| Task |
Print the records below exactly as they appear.

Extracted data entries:
+--

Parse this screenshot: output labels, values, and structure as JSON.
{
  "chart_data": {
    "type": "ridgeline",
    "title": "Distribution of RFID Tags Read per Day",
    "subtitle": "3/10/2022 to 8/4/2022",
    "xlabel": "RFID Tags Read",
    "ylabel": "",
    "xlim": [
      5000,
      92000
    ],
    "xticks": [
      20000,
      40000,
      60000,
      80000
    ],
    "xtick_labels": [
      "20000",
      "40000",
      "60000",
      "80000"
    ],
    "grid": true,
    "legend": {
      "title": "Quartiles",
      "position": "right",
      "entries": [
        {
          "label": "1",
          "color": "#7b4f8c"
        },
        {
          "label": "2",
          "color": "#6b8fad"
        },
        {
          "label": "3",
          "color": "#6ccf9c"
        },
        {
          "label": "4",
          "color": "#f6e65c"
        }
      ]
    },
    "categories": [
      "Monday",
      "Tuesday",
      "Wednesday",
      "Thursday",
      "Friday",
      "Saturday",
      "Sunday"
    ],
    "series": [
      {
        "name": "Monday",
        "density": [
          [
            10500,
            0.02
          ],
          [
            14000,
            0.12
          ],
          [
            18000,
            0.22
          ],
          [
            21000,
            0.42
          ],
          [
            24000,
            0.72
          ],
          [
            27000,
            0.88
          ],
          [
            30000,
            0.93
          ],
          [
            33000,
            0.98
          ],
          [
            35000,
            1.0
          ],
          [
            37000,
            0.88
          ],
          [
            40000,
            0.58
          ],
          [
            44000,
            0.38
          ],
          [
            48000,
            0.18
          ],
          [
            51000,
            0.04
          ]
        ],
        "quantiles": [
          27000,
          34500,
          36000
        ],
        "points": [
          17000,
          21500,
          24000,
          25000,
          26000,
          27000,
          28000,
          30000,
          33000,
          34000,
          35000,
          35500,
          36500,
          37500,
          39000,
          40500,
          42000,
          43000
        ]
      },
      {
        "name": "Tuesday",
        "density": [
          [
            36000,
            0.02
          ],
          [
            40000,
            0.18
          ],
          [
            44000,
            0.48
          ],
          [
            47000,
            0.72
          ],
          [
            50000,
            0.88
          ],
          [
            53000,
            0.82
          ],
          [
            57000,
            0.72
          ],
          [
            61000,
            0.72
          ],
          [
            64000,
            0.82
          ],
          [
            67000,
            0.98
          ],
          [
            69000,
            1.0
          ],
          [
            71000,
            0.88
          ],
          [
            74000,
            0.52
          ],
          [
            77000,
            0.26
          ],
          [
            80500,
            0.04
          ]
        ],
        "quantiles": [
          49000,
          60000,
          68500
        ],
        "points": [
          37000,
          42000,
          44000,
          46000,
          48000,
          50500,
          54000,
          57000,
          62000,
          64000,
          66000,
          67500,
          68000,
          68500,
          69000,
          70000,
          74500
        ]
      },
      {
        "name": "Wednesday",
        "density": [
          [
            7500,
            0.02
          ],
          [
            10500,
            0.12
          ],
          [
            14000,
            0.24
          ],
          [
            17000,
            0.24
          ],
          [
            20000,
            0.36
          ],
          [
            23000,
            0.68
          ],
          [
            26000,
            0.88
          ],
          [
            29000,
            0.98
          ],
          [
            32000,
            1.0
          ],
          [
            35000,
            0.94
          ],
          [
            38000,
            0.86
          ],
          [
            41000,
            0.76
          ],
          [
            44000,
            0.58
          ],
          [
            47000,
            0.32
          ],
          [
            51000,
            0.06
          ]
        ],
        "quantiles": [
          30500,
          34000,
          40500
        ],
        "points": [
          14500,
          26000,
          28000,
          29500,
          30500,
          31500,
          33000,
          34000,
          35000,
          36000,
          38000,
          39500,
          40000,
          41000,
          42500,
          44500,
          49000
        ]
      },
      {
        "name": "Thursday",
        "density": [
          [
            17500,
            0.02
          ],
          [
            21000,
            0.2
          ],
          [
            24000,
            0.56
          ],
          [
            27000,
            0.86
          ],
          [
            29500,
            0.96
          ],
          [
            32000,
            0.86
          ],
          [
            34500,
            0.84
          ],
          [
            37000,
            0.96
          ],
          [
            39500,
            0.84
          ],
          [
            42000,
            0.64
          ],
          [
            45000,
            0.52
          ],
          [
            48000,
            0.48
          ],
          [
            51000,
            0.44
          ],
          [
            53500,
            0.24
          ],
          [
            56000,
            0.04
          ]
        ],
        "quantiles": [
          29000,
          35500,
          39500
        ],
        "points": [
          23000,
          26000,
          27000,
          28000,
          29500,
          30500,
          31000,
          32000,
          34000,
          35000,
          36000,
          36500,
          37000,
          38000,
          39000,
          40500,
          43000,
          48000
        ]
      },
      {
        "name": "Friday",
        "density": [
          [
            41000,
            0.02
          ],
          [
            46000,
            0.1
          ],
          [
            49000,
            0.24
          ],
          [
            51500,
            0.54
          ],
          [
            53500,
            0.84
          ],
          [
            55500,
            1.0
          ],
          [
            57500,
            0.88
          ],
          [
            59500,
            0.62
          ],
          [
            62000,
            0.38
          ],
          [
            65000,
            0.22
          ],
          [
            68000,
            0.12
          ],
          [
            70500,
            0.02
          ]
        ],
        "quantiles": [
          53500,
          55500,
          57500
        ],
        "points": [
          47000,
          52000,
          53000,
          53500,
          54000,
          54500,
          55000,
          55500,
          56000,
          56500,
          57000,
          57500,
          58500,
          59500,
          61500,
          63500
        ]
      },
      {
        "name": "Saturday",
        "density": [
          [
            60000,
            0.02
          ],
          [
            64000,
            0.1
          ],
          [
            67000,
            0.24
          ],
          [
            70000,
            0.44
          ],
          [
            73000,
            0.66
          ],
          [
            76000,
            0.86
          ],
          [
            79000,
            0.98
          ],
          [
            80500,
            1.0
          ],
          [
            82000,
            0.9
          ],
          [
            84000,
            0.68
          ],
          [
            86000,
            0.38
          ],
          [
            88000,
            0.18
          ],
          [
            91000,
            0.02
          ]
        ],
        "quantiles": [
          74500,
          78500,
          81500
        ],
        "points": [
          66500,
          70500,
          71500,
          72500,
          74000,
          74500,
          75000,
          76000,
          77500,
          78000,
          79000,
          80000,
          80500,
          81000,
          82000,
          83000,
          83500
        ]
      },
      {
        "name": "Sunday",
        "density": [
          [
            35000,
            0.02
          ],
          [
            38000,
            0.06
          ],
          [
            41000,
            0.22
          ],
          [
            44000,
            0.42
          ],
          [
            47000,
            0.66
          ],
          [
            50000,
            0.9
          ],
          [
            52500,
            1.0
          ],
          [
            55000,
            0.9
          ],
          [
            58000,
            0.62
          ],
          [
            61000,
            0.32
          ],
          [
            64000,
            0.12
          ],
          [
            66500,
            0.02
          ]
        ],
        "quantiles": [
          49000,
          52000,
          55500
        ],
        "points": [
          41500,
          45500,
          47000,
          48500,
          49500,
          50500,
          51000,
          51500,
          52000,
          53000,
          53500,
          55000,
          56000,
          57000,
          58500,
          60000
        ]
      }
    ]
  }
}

+--

| In response |
Parse this screenshot: output labels, values, and structure as JSON.
{
  "chart_data": {
    "type": "ridgeline",
    "title": "Distribution of RFID Tags Read per Day",
    "subtitle": "3/10/2022 to 8/4/2022",
    "xlabel": "RFID Tags Read",
    "ylabel": "",
    "xlim": [
      5000,
      92000
    ],
    "xticks": [
      20000,
      40000,
      60000,
      80000
    ],
    "xtick_labels": [
      "20000",
      "40000",
      "60000",
      "80000"
    ],
    "grid": true,
    "legend": {
      "title": "Quartiles",
      "position": "right",
      "entries": [
        {
          "label": "1",
          "color": "#7b4f8c"
        },
        {
          "label": "2",
          "color": "#6b8fad"
        },
        {
          "label": "3",
          "color": "#6ccf9c"
        },
        {
          "label": "4",
          "color": "#f6e65c"
        }
      ]
    },
    "categories": [
      "Monday",
      "Tuesday",
      "Wednesday",
      "Thursday",
      "Friday",
      "Saturday",
      "Sunday"
    ],
    "series": [
      {
        "name": "Monday",
        "density": [
          [
            10500,
            0.02
          ],
          [
            14000,
            0.12
          ],
          [
            18000,
            0.22
          ],
          [
            21000,
            0.42
          ],
          [
            24000,
            0.72
          ],
          [
            27000,
            0.88
          ],
          [
            30000,
            0.93
          ],
          [
            33000,
            0.98
          ],
          [
            35000,
            1.0
          ],
          [
            37000,
            0.88
          ],
          [
            40000,
            0.58
          ],
          [
            44000,
            0.38
          ],
          [
            48000,
            0.18
          ],
          [
            51000,
            0.04
          ]
        ],
        "quantiles": [
          27000,
          34500,
          36000
        ],
        "points": [
          17000,
          21500,
          24000,
          25000,
          26000,
          27000,
          28000,
          30000,
          33000,
          34000,
          35000,
          35500,
          36500,
          37500,
          39000,
          40500,
          42000,
          43000
        ]
      },
      {
        "name": "Tuesday",
        "density": [
          [
            36000,
            0.02
          ],
          [
            40000,
            0.18
          ],
          [
            44000,
            0.48
          ],
          [
            47000,
            0.72
          ],
          [
            50000,
            0.88
          ],
          [
            53000,
            0.82
          ],
          [
            57000,
            0.72
          ],
          [
            61000,
            0.72
          ],
          [
            64000,
            0.82
          ],
          [
            67000,
            0.98
          ],
          [
            69000,
            1.0
          ],
          [
            71000,
            0.88
          ],
          [
            74000,
            0.52
          ],
          [
            77000,
            0.26
          ],
          [
            80500,
            0.04
          ]
        ],
        "quantiles": [
          49000,
          60000,
          68500
        ],
        "points": [
          37000,
          42000,
          44000,
          46000,
          48000,
          50500,
          54000,
          57000,
          62000,
          64000,
          66000,
          67500,
          68000,
          68500,
          69000,
          70000,
          74500
        ]
      },
      {
        "name": "Wednesday",
        "density": [
          [
            7500,
            0.02
          ],
          [
            10500,
            0.12
          ],
          [
            14000,
            0.24
          ],
          [
            17000,
            0.24
          ],
          [
            20000,
            0.36
          ],
          [
            23000,
            0.68
          ],
          [
            26000,
            0.88
          ],
          [
            29000,
            0.98
          ],
          [
            32000,
            1.0
          ],
          [
            35000,
            0.94
          ],
          [
            38000,
            0.86
          ],
          [
            41000,
            0.76
          ],
          [
            44000,
            0.58
          ],
          [
            47000,
            0.32
          ],
          [
            51000,
            0.06
          ]
        ],
        "quantiles": [
          30500,
          34000,
          40500
        ],
        "points": [
          14500,
          26000,
          28000,
          29500,
          30500,
          31500,
          33000,
          34000,
          35000,
          36000,
          38000,
          39500,
          40000,
          41000,
          42500,
          44500,
          49000
        ]
      },
      {
        "name": "Thursday",
        "density": [
          [
            17500,
            0.02
          ],
          [
            21000,
            0.2
          ],
          [
            24000,
            0.56
          ],
          [
            27000,
            0.86
          ],
          [
            29500,
            0.96
          ],
          [
            32000,
            0.86
          ],
          [
            34500,
            0.84
          ],
          [
            37000,
            0.96
          ],
          [
            39500,
            0.84
          ],
          [
            42000,
            0.64
          ],
          [
            45000,
            0.52
          ],
          [
            48000,
            0.48
          ],
          [
            51000,
            0.44
          ],
          [
            53500,
            0.24
          ],
          [
            56000,
            0.04
          ]
        ],
        "quantiles": [
          29000,
          35500,
          39500
        ],
        "points": [
          23000,
          26000,
          27000,
          28000,
          29500,
          30500,
          31000,
          32000,
          34000,
          35000,
          36000,
          36500,
          37000,
          38000,
          39000,
          40500,
          43000,
          48000
        ]
      },
      {
        "name": "Friday",
        "density": [
          [
            41000,
            0.02
          ],
          [
            46000,
            0.1
          ],
          [
            49000,
            0.24
          ],
          [
            51500,
            0.54
          ],
          [
            53500,
            0.84
          ],
          [
            55500,
            1.0
          ],
          [
            57500,
            0.88
          ],
          [
            59500,
            0.62
          ],
          [
            62000,
            0.38
          ],
          [
            65000,
            0.22
          ],
          [
            68000,
            0.12
          ],
          [
            70500,
            0.02
          ]
        ],
        "quantiles": [
          53500,
          55500,
          57500
        ],
        "points": [
          47000,
          52000,
          53000,
          53500,
          54000,
          54500,
          55000,
          55500,
          56000,
          56500,
          57000,
          57500,
          58500,
          59500,
          61500,
          63500
        ]
      },
      {
        "name": "Saturday",
        "density": [
          [
            60000,
            0.02
          ],
          [
            64000,
            0.1
          ],
          [
            67000,
            0.24
          ],
          [
            70000,
            0.44
          ],
          [
            73000,
            0.66
          ],
          [
            76000,
            0.86
          ],
          [
            79000,
            0.98
          ],
          [
            80500,
            1.0
          ],
          [
            82000,
            0.9
          ],
          [
            84000,
            0.68
          ],
          [
            86000,
            0.38
          ],
          [
            88000,
            0.18
          ],
          [
            91000,
            0.02
          ]
        ],
        "quantiles": [
          74500,
          78500,
          81500
        ],
        "points": [
          66500,
          70500,
          71500,
          72500,
          74000,
          74500,
          75000,
          76000,
          77500,
          78000,
          79000,
          80000,
          80500,
          81000,
          82000,
          83000,
          83500
        ]
      },
      {
        "name": "Sunday",
        "density": [
          [
            35000,
            0.02
          ],
          [
            38000,
            0.06
          ],
          [
            41000,
            0.22
          ],
          [
            44000,
            0.42
          ],
          [
            47000,
            0.66
          ],
          [
            50000,
            0.9
          ],
          [
            52500,
            1.0
          ],
          [
            55000,
            0.9
          ],
          [
            58000,
            0.62
          ],
          [
            61000,
            0.32
          ],
          [
            64000,
            0.12
          ],
          [
            66500,
            0.02
          ]
        ],
        "quantiles": [
          49000,
          52000,
          55500
        ],
        "points": [
          41500,
          45500,
          47000,
          48500,
          49500,
          50500,
          51000,
          51500,
          52000,
          53000,
          53500,
          55000,
          56000,
          57000,
          58500,
          60000
        ]
      }
    ]
  }
}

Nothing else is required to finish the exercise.